>> Begin Exercise materials

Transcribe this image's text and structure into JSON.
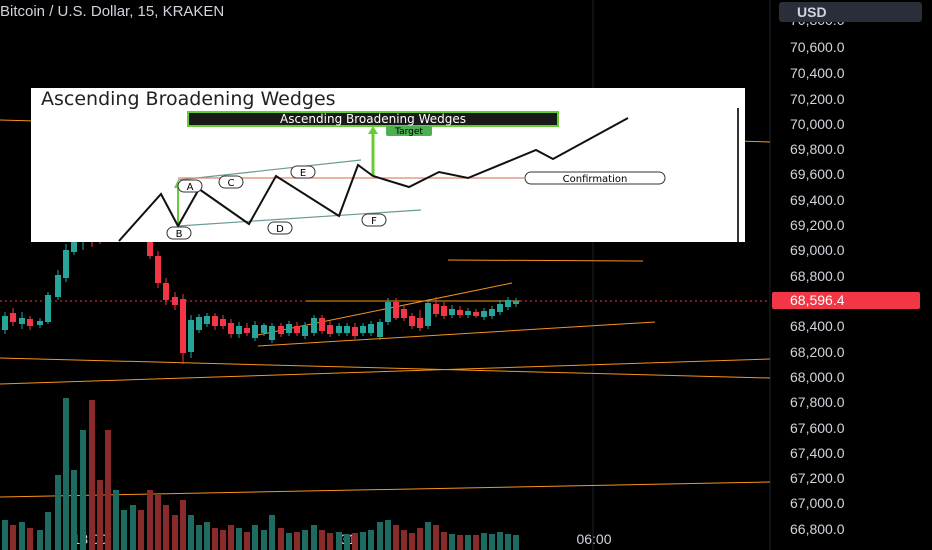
{
  "header": {
    "symbol_title": "Bitcoin / U.S. Dollar, 15, KRAKEN",
    "currency_button": "USD"
  },
  "price_axis": {
    "labels": [
      "70,800.0",
      "70,600.0",
      "70,400.0",
      "70,200.0",
      "70,000.0",
      "69,800.0",
      "69,600.0",
      "69,400.0",
      "69,200.0",
      "69,000.0",
      "68,800.0",
      "68,400.0",
      "68,200.0",
      "68,000.0",
      "67,800.0",
      "67,600.0",
      "67,400.0",
      "67,200.0",
      "67,000.0",
      "66,800.0"
    ],
    "last_price": "68,596.4"
  },
  "time_axis": {
    "labels": [
      "18:00",
      "31",
      "06:00"
    ]
  },
  "inset": {
    "title": "Ascending Broadening Wedges",
    "banner": "Ascending Broadening Wedges",
    "target_label": "Target",
    "confirmation_label": "Confirmation",
    "point_labels": [
      "A",
      "B",
      "C",
      "D",
      "E",
      "F"
    ]
  },
  "colors": {
    "bull": "#26a69a",
    "bear": "#f23645",
    "volume_bull": "#1e6b61",
    "volume_bear": "#8a2b2b",
    "trendline": "#f7931a",
    "background": "#000000"
  }
}
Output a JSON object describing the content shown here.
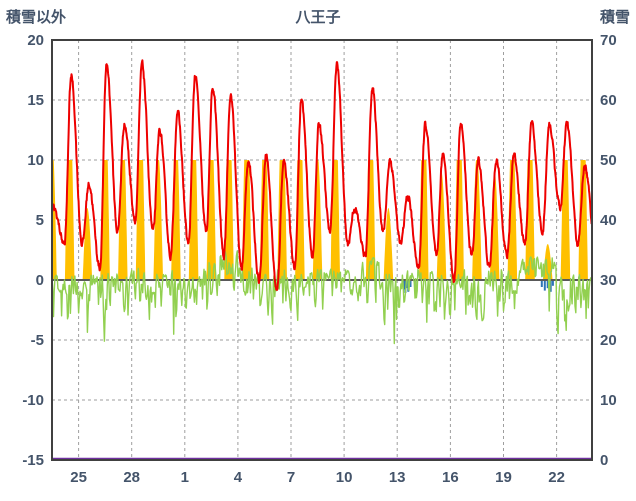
{
  "title": "八王子",
  "chart_data": {
    "type": "line",
    "title": "八王子",
    "left_axis": {
      "label": "積雪以外",
      "min": -15,
      "max": 20,
      "ticks": [
        20,
        15,
        10,
        5,
        0,
        -5,
        -10,
        -15
      ]
    },
    "right_axis": {
      "label": "積雪",
      "min": 0,
      "max": 70,
      "ticks": [
        70,
        60,
        50,
        40,
        30,
        20,
        10,
        0
      ]
    },
    "x_ticks": [
      "25",
      "28",
      "1",
      "4",
      "7",
      "10",
      "13",
      "16",
      "19",
      "22"
    ],
    "x_tick_day_indices": [
      2,
      5,
      8,
      11,
      14,
      17,
      20,
      23,
      26,
      29
    ],
    "grid": "dashed",
    "legend": "none",
    "series": [
      {
        "name": "red-line-temperature",
        "type": "line",
        "color": "#ee0000",
        "axis": "left"
      },
      {
        "name": "orange-bars-sunshine",
        "type": "area",
        "color": "#ffc000",
        "axis": "left",
        "cap": 10
      },
      {
        "name": "green-line",
        "type": "line",
        "color": "#92d050",
        "axis": "left"
      },
      {
        "name": "blue-marks-precipitation",
        "type": "bar",
        "color": "#2e75b6",
        "axis": "left"
      },
      {
        "name": "purple-line-snow-depth",
        "type": "line",
        "color": "#7030a0",
        "axis": "right",
        "constant_value": 0
      }
    ],
    "days": [
      {
        "label": "23",
        "tmin": 2,
        "tmax": 6,
        "sun": 8,
        "gmin": -4,
        "gmax": 0.5
      },
      {
        "label": "24",
        "tmin": 3,
        "tmax": 17,
        "sun": 10,
        "gmin": -3.5,
        "gmax": 0.5
      },
      {
        "label": "25",
        "tmin": 3,
        "tmax": 8,
        "sun": 4,
        "gmin": -7,
        "gmax": 0.5
      },
      {
        "label": "26",
        "tmin": 1,
        "tmax": 18,
        "sun": 10,
        "gmin": -6,
        "gmax": 1
      },
      {
        "label": "27",
        "tmin": 4,
        "tmax": 13,
        "sun": 9,
        "gmin": -4,
        "gmax": 0.5
      },
      {
        "label": "28",
        "tmin": 5,
        "tmax": 18,
        "sun": 10,
        "gmin": -3.5,
        "gmax": 1
      },
      {
        "label": "29",
        "tmin": 4,
        "tmax": 12.5,
        "sun": 7,
        "gmin": -4,
        "gmax": 0.5
      },
      {
        "label": "30",
        "tmin": 2,
        "tmax": 14,
        "sun": 9,
        "gmin": -5,
        "gmax": 1
      },
      {
        "label": "1",
        "tmin": 3,
        "tmax": 17,
        "sun": 10,
        "gmin": -3.5,
        "gmax": 0.5
      },
      {
        "label": "2",
        "tmin": 4,
        "tmax": 16,
        "sun": 9,
        "gmin": -4,
        "gmax": 1.5
      },
      {
        "label": "3",
        "tmin": 2,
        "tmax": 15.5,
        "sun": 10,
        "gmin": -3,
        "gmax": 2.5
      },
      {
        "label": "4",
        "tmin": 1,
        "tmax": 10,
        "sun": 10,
        "gmin": -4.5,
        "gmax": 1
      },
      {
        "label": "5",
        "tmin": 0,
        "tmax": 10.5,
        "sun": 9,
        "gmin": -4,
        "gmax": 0.5
      },
      {
        "label": "6",
        "tmin": -1,
        "tmax": 10,
        "sun": 10,
        "gmin": -3.5,
        "gmax": 1
      },
      {
        "label": "7",
        "tmin": 1,
        "tmax": 15,
        "sun": 10,
        "gmin": -4,
        "gmax": 0.5
      },
      {
        "label": "8",
        "tmin": 2,
        "tmax": 13,
        "sun": 7,
        "gmin": -3,
        "gmax": 1
      },
      {
        "label": "9",
        "tmin": 4,
        "tmax": 18,
        "sun": 10,
        "gmin": -3.5,
        "gmax": 1
      },
      {
        "label": "10",
        "tmin": 3,
        "tmax": 6,
        "sun": 0,
        "gmin": -2.5,
        "gmax": 1
      },
      {
        "label": "11",
        "tmin": 2,
        "tmax": 16,
        "sun": 10,
        "gmin": -4,
        "gmax": 2
      },
      {
        "label": "12",
        "tmin": 4,
        "tmax": 10,
        "sun": 4,
        "gmin": -10.5,
        "gmax": 0.5
      },
      {
        "label": "13",
        "tmin": 3,
        "tmax": 7,
        "sun": 0,
        "gmin": -3,
        "gmax": 1
      },
      {
        "label": "14",
        "tmin": 1,
        "tmax": 13,
        "sun": 10,
        "gmin": -4.5,
        "gmax": 1
      },
      {
        "label": "15",
        "tmin": 2,
        "tmax": 10.5,
        "sun": 6,
        "gmin": -4,
        "gmax": 0.5
      },
      {
        "label": "16",
        "tmin": 0,
        "tmax": 13,
        "sun": 10,
        "gmin": -3.5,
        "gmax": 1
      },
      {
        "label": "17",
        "tmin": 2,
        "tmax": 10,
        "sun": 7,
        "gmin": -4,
        "gmax": 0.5
      },
      {
        "label": "18",
        "tmin": 1,
        "tmax": 10,
        "sun": 6,
        "gmin": -3.5,
        "gmax": 1
      },
      {
        "label": "19",
        "tmin": 2,
        "tmax": 10.5,
        "sun": 9,
        "gmin": -4,
        "gmax": 1
      },
      {
        "label": "20",
        "tmin": 3,
        "tmax": 13,
        "sun": 10,
        "gmin": -3,
        "gmax": 2
      },
      {
        "label": "21",
        "tmin": 4,
        "tmax": 13,
        "sun": 2,
        "gmin": -3.5,
        "gmax": 2
      },
      {
        "label": "22",
        "tmin": 6,
        "tmax": 13,
        "sun": 9,
        "gmin": -8,
        "gmax": 0.5
      },
      {
        "label": "23",
        "tmin": 3,
        "tmax": 9.5,
        "sun": 10,
        "gmin": -5,
        "gmax": 0.5
      }
    ],
    "precip_marks": [
      [
        20,
        9,
        0.7
      ],
      [
        20,
        11,
        1.0
      ],
      [
        20,
        13,
        0.6
      ],
      [
        20,
        15,
        0.9
      ],
      [
        20,
        18,
        0.5
      ],
      [
        21,
        1,
        0.4
      ],
      [
        28,
        4,
        0.5
      ],
      [
        28,
        8,
        0.8
      ],
      [
        28,
        12,
        0.6
      ],
      [
        28,
        16,
        0.9
      ],
      [
        28,
        19,
        0.4
      ]
    ],
    "colors": {
      "red": "#ee0000",
      "green": "#92d050",
      "orange": "#ffc000",
      "blue": "#2e75b6",
      "purple": "#7030a0",
      "grid": "#9e9e9e",
      "zero_line": "#595959",
      "border": "#404040",
      "text": "#44546a",
      "background": "#ffffff"
    }
  }
}
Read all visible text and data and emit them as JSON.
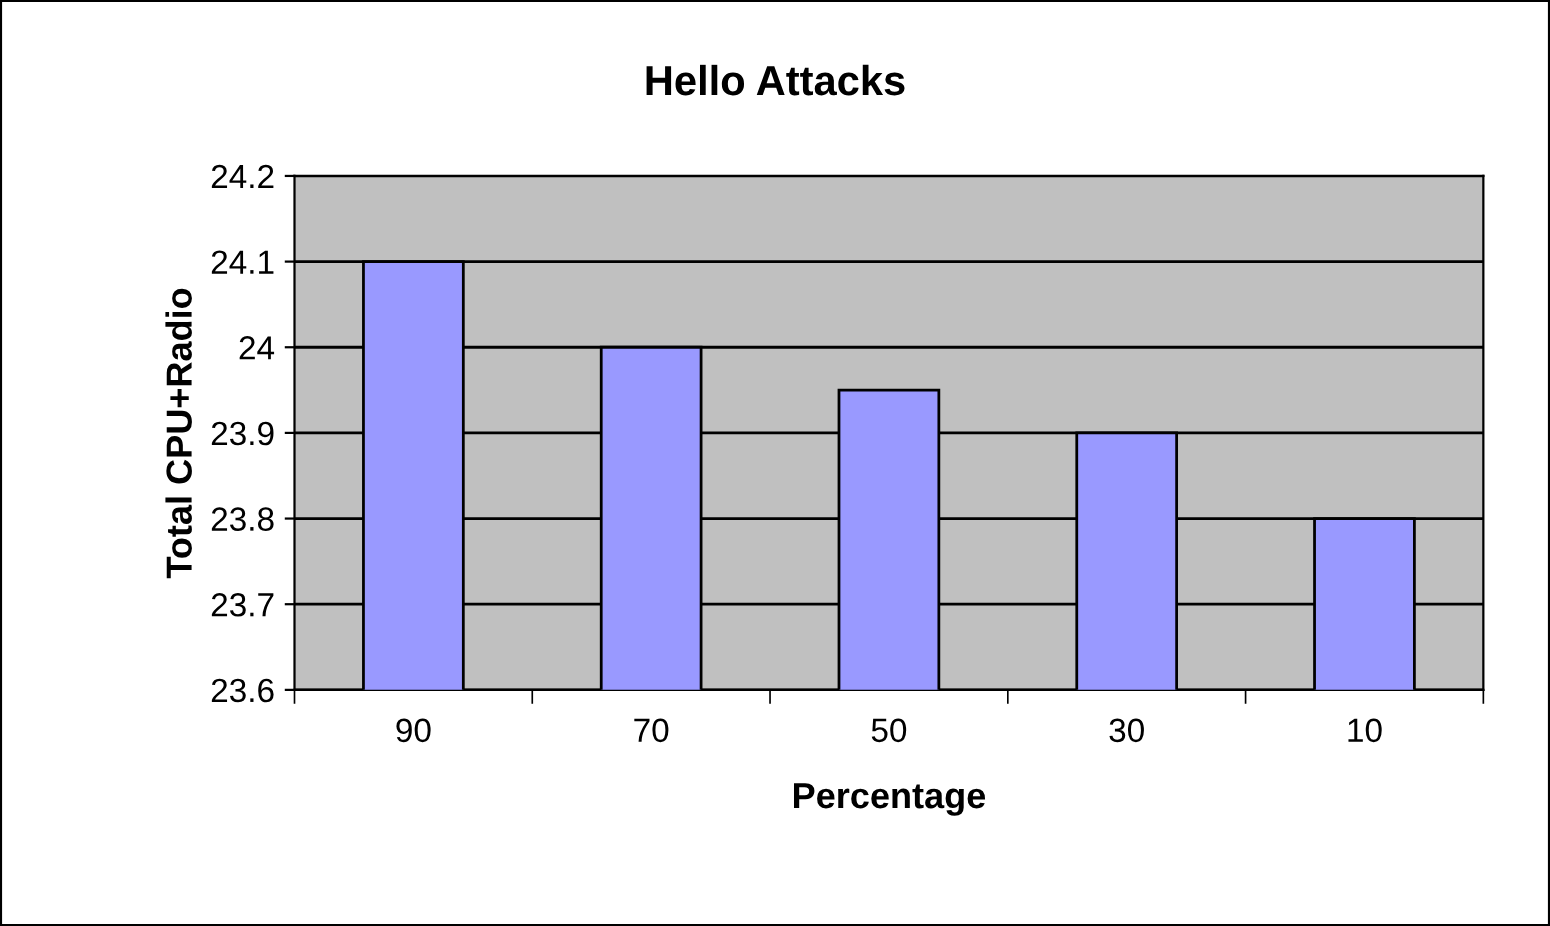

>> End Exercise materials

▶ **Directions**: Pull out each line containing the word "blue" and copy it.

▶ **Completed exercise**:
        "name": "blue-marks-precipitation",
      "blue": "#2e75b6",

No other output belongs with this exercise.